_Aim:_
Repeat every line of the data exactly, but not the pictures.

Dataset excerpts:
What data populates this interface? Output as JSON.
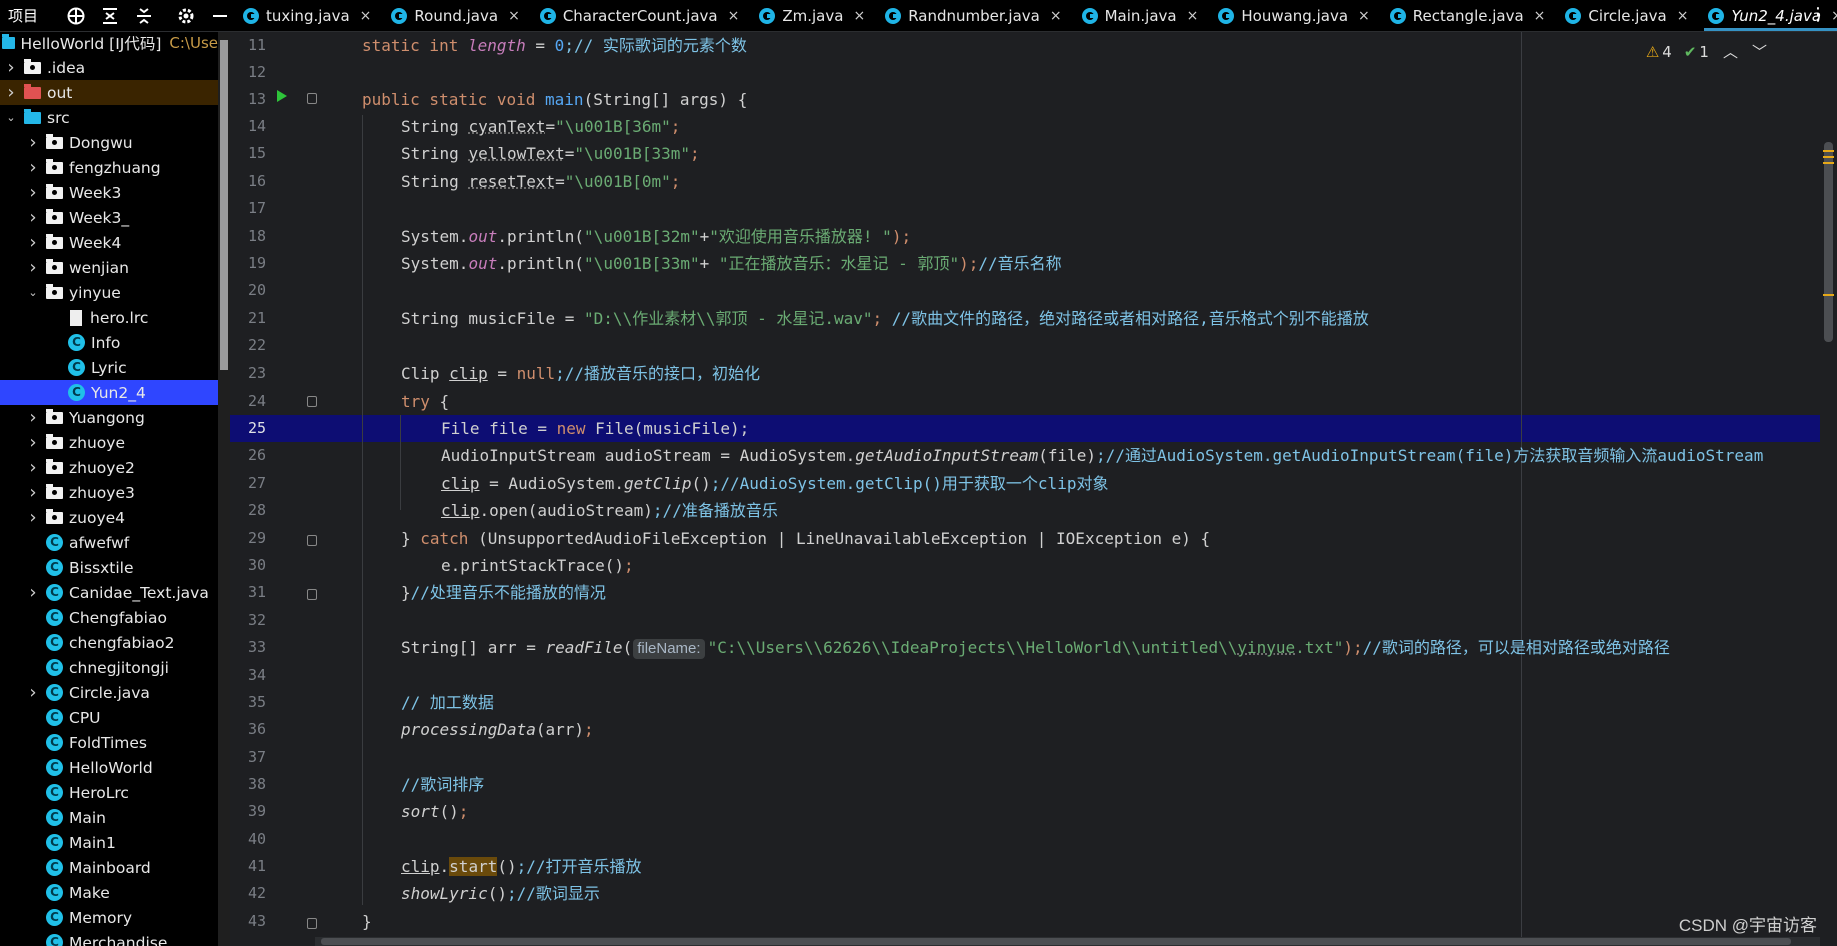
{
  "toolbar": {
    "project_label": "项目"
  },
  "tabs": [
    {
      "label": "tuxing.java"
    },
    {
      "label": "Round.java"
    },
    {
      "label": "CharacterCount.java"
    },
    {
      "label": "Zm.java"
    },
    {
      "label": "Randnumber.java"
    },
    {
      "label": "Main.java"
    },
    {
      "label": "Houwang.java"
    },
    {
      "label": "Rectangle.java"
    },
    {
      "label": "Circle.java"
    },
    {
      "label": "Yun2_4.java"
    }
  ],
  "tab_close_glyph": "×",
  "project_tree": {
    "root": {
      "label": "HelloWorld [IJ代码]",
      "path": "C:\\Use"
    },
    "items": [
      {
        "label": ".idea"
      },
      {
        "label": "out"
      },
      {
        "label": "src"
      },
      {
        "label": "Dongwu"
      },
      {
        "label": "fengzhuang"
      },
      {
        "label": "Week3"
      },
      {
        "label": "Week3_"
      },
      {
        "label": "Week4"
      },
      {
        "label": "wenjian"
      },
      {
        "label": "yinyue"
      },
      {
        "label": "hero.lrc"
      },
      {
        "label": "Info"
      },
      {
        "label": "Lyric"
      },
      {
        "label": "Yun2_4"
      },
      {
        "label": "Yuangong"
      },
      {
        "label": "zhuoye"
      },
      {
        "label": "zhuoye2"
      },
      {
        "label": "zhuoye3"
      },
      {
        "label": "zuoye4"
      },
      {
        "label": "afwefwf"
      },
      {
        "label": "Bissxtile"
      },
      {
        "label": "Canidae_Text.java"
      },
      {
        "label": "Chengfabiao"
      },
      {
        "label": "chengfabiao2"
      },
      {
        "label": "chnegjitongji"
      },
      {
        "label": "Circle.java"
      },
      {
        "label": "CPU"
      },
      {
        "label": "FoldTimes"
      },
      {
        "label": "HelloWorld"
      },
      {
        "label": "HeroLrc"
      },
      {
        "label": "Main"
      },
      {
        "label": "Main1"
      },
      {
        "label": "Mainboard"
      },
      {
        "label": "Make"
      },
      {
        "label": "Memory"
      },
      {
        "label": "Merchandise"
      }
    ]
  },
  "line_numbers": [
    "11",
    "12",
    "13",
    "14",
    "15",
    "16",
    "17",
    "18",
    "19",
    "20",
    "21",
    "22",
    "23",
    "24",
    "25",
    "26",
    "27",
    "28",
    "29",
    "30",
    "31",
    "32",
    "33",
    "34",
    "35",
    "36",
    "37",
    "38",
    "39",
    "40",
    "41",
    "42",
    "43"
  ],
  "inspections": {
    "warnings": "4",
    "ok": "1"
  },
  "code": {
    "l11_kw": "static int ",
    "l11_fld": "length",
    "l11_rest": " = ",
    "l11_num": "0",
    "l11_cmt": ";// 实际歌词的元素个数",
    "l13_kw": "public static void ",
    "l13_fn": "main",
    "l13_rest": "(String[] args) {",
    "l14_a": "String ",
    "l14_v": "cyanText",
    "l14_b": "=",
    "l14_s": "\"\\u001B[36m\"",
    "l14_c": ";",
    "l15_a": "String ",
    "l15_v": "yellowText",
    "l15_b": "=",
    "l15_s": "\"\\u001B[33m\"",
    "l15_c": ";",
    "l16_a": "String ",
    "l16_v": "resetText",
    "l16_b": "=",
    "l16_s": "\"\\u001B[0m\"",
    "l16_c": ";",
    "l18_a": "System.",
    "l18_f": "out",
    "l18_b": ".println(",
    "l18_s1": "\"\\u001B[32m\"",
    "l18_p": "+",
    "l18_s2": "\"欢迎使用音乐播放器! \"",
    "l18_c": ");",
    "l19_a": "System.",
    "l19_f": "out",
    "l19_b": ".println(",
    "l19_s1": "\"\\u001B[33m\"",
    "l19_p": "+ ",
    "l19_s2": "\"正在播放音乐：水星记 - 郭顶\"",
    "l19_c": ");",
    "l19_cm": "//音乐名称",
    "l21_a": "String musicFile = ",
    "l21_s": "\"D:\\\\作业素材\\\\郭顶 - 水星记.wav\"",
    "l21_c": "; ",
    "l21_cm": "//歌曲文件的路径，绝对路径或者相对路径,音乐格式个别不能播放",
    "l23_a": "Clip ",
    "l23_v": "clip",
    "l23_b": " = ",
    "l23_k": "null",
    "l23_cm": ";//播放音乐的接口，初始化",
    "l24_k": "try",
    "l24_b": " {",
    "l25_a": "File file = ",
    "l25_k": "new",
    "l25_b": " File(musicFile);",
    "l26_a": "AudioInputStream audioStream = AudioSystem.",
    "l26_m": "getAudioInputStream",
    "l26_b": "(file)",
    "l26_cm": ";//通过AudioSystem.getAudioInputStream(file)方法获取音频输入流audioStream",
    "l27_v": "clip",
    "l27_a": " = AudioSystem.",
    "l27_m": "getClip",
    "l27_b": "()",
    "l27_cm": ";//AudioSystem.getClip()用于获取一个clip对象",
    "l28_v": "clip",
    "l28_a": ".open(audioStream)",
    "l28_cm": ";//准备播放音乐",
    "l29_a": "} ",
    "l29_k": "catch",
    "l29_b": " (UnsupportedAudioFileException | LineUnavailableException | IOException e) {",
    "l30_a": "e.printStackTrace()",
    "l30_c": ";",
    "l31_a": "}",
    "l31_cm": "//处理音乐不能播放的情况",
    "l33_a": "String[] arr = ",
    "l33_m": "readFile",
    "l33_b": "(",
    "l33_hint": "fileName:",
    "l33_s1": "\"C:\\\\Users\\\\62626\\\\IdeaProjects\\\\HelloWorld\\\\untitled\\\\",
    "l33_s2": "yinyue",
    "l33_s3": ".txt\"",
    "l33_c": ");",
    "l33_cm": "//歌词的路径，可以是相对路径或绝对路径",
    "l35_cm": "// 加工数据",
    "l36_m": "processingData",
    "l36_b": "(arr)",
    "l36_c": ";",
    "l38_cm": "//歌词排序",
    "l39_m": "sort",
    "l39_b": "()",
    "l39_c": ";",
    "l41_v": "clip",
    "l41_a": ".",
    "l41_m": "start",
    "l41_b": "()",
    "l41_cm": ";//打开音乐播放",
    "l42_m": "showLyric",
    "l42_b": "()",
    "l42_cm": ";//歌词显示",
    "l43_a": "}"
  },
  "watermark": "CSDN @宇宙访客"
}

_Full response:_
What data populates this interface? Output as JSON.
{
  "toolbar": {
    "project_label": "项目"
  },
  "tabs": [
    {
      "label": "tuxing.java"
    },
    {
      "label": "Round.java"
    },
    {
      "label": "CharacterCount.java"
    },
    {
      "label": "Zm.java"
    },
    {
      "label": "Randnumber.java"
    },
    {
      "label": "Main.java"
    },
    {
      "label": "Houwang.java"
    },
    {
      "label": "Rectangle.java"
    },
    {
      "label": "Circle.java"
    },
    {
      "label": "Yun2_4.java"
    }
  ],
  "tab_close_glyph": "×",
  "project_tree": {
    "root": {
      "label": "HelloWorld [IJ代码]",
      "path": "C:\\Use"
    },
    "items": [
      {
        "label": ".idea"
      },
      {
        "label": "out"
      },
      {
        "label": "src"
      },
      {
        "label": "Dongwu"
      },
      {
        "label": "fengzhuang"
      },
      {
        "label": "Week3"
      },
      {
        "label": "Week3_"
      },
      {
        "label": "Week4"
      },
      {
        "label": "wenjian"
      },
      {
        "label": "yinyue"
      },
      {
        "label": "hero.lrc"
      },
      {
        "label": "Info"
      },
      {
        "label": "Lyric"
      },
      {
        "label": "Yun2_4"
      },
      {
        "label": "Yuangong"
      },
      {
        "label": "zhuoye"
      },
      {
        "label": "zhuoye2"
      },
      {
        "label": "zhuoye3"
      },
      {
        "label": "zuoye4"
      },
      {
        "label": "afwefwf"
      },
      {
        "label": "Bissxtile"
      },
      {
        "label": "Canidae_Text.java"
      },
      {
        "label": "Chengfabiao"
      },
      {
        "label": "chengfabiao2"
      },
      {
        "label": "chnegjitongji"
      },
      {
        "label": "Circle.java"
      },
      {
        "label": "CPU"
      },
      {
        "label": "FoldTimes"
      },
      {
        "label": "HelloWorld"
      },
      {
        "label": "HeroLrc"
      },
      {
        "label": "Main"
      },
      {
        "label": "Main1"
      },
      {
        "label": "Mainboard"
      },
      {
        "label": "Make"
      },
      {
        "label": "Memory"
      },
      {
        "label": "Merchandise"
      }
    ]
  },
  "line_numbers": [
    "11",
    "12",
    "13",
    "14",
    "15",
    "16",
    "17",
    "18",
    "19",
    "20",
    "21",
    "22",
    "23",
    "24",
    "25",
    "26",
    "27",
    "28",
    "29",
    "30",
    "31",
    "32",
    "33",
    "34",
    "35",
    "36",
    "37",
    "38",
    "39",
    "40",
    "41",
    "42",
    "43"
  ],
  "inspections": {
    "warnings": "4",
    "ok": "1"
  },
  "code": {
    "l11_kw": "static int ",
    "l11_fld": "length",
    "l11_rest": " = ",
    "l11_num": "0",
    "l11_cmt": ";// 实际歌词的元素个数",
    "l13_kw": "public static void ",
    "l13_fn": "main",
    "l13_rest": "(String[] args) {",
    "l14_a": "String ",
    "l14_v": "cyanText",
    "l14_b": "=",
    "l14_s": "\"\\u001B[36m\"",
    "l14_c": ";",
    "l15_a": "String ",
    "l15_v": "yellowText",
    "l15_b": "=",
    "l15_s": "\"\\u001B[33m\"",
    "l15_c": ";",
    "l16_a": "String ",
    "l16_v": "resetText",
    "l16_b": "=",
    "l16_s": "\"\\u001B[0m\"",
    "l16_c": ";",
    "l18_a": "System.",
    "l18_f": "out",
    "l18_b": ".println(",
    "l18_s1": "\"\\u001B[32m\"",
    "l18_p": "+",
    "l18_s2": "\"欢迎使用音乐播放器! \"",
    "l18_c": ");",
    "l19_a": "System.",
    "l19_f": "out",
    "l19_b": ".println(",
    "l19_s1": "\"\\u001B[33m\"",
    "l19_p": "+ ",
    "l19_s2": "\"正在播放音乐：水星记 - 郭顶\"",
    "l19_c": ");",
    "l19_cm": "//音乐名称",
    "l21_a": "String musicFile = ",
    "l21_s": "\"D:\\\\作业素材\\\\郭顶 - 水星记.wav\"",
    "l21_c": "; ",
    "l21_cm": "//歌曲文件的路径，绝对路径或者相对路径,音乐格式个别不能播放",
    "l23_a": "Clip ",
    "l23_v": "clip",
    "l23_b": " = ",
    "l23_k": "null",
    "l23_cm": ";//播放音乐的接口，初始化",
    "l24_k": "try",
    "l24_b": " {",
    "l25_a": "File file = ",
    "l25_k": "new",
    "l25_b": " File(musicFile);",
    "l26_a": "AudioInputStream audioStream = AudioSystem.",
    "l26_m": "getAudioInputStream",
    "l26_b": "(file)",
    "l26_cm": ";//通过AudioSystem.getAudioInputStream(file)方法获取音频输入流audioStream",
    "l27_v": "clip",
    "l27_a": " = AudioSystem.",
    "l27_m": "getClip",
    "l27_b": "()",
    "l27_cm": ";//AudioSystem.getClip()用于获取一个clip对象",
    "l28_v": "clip",
    "l28_a": ".open(audioStream)",
    "l28_cm": ";//准备播放音乐",
    "l29_a": "} ",
    "l29_k": "catch",
    "l29_b": " (UnsupportedAudioFileException | LineUnavailableException | IOException e) {",
    "l30_a": "e.printStackTrace()",
    "l30_c": ";",
    "l31_a": "}",
    "l31_cm": "//处理音乐不能播放的情况",
    "l33_a": "String[] arr = ",
    "l33_m": "readFile",
    "l33_b": "(",
    "l33_hint": "fileName:",
    "l33_s1": "\"C:\\\\Users\\\\62626\\\\IdeaProjects\\\\HelloWorld\\\\untitled\\\\",
    "l33_s2": "yinyue",
    "l33_s3": ".txt\"",
    "l33_c": ");",
    "l33_cm": "//歌词的路径，可以是相对路径或绝对路径",
    "l35_cm": "// 加工数据",
    "l36_m": "processingData",
    "l36_b": "(arr)",
    "l36_c": ";",
    "l38_cm": "//歌词排序",
    "l39_m": "sort",
    "l39_b": "()",
    "l39_c": ";",
    "l41_v": "clip",
    "l41_a": ".",
    "l41_m": "start",
    "l41_b": "()",
    "l41_cm": ";//打开音乐播放",
    "l42_m": "showLyric",
    "l42_b": "()",
    "l42_cm": ";//歌词显示",
    "l43_a": "}"
  },
  "watermark": "CSDN @宇宙访客"
}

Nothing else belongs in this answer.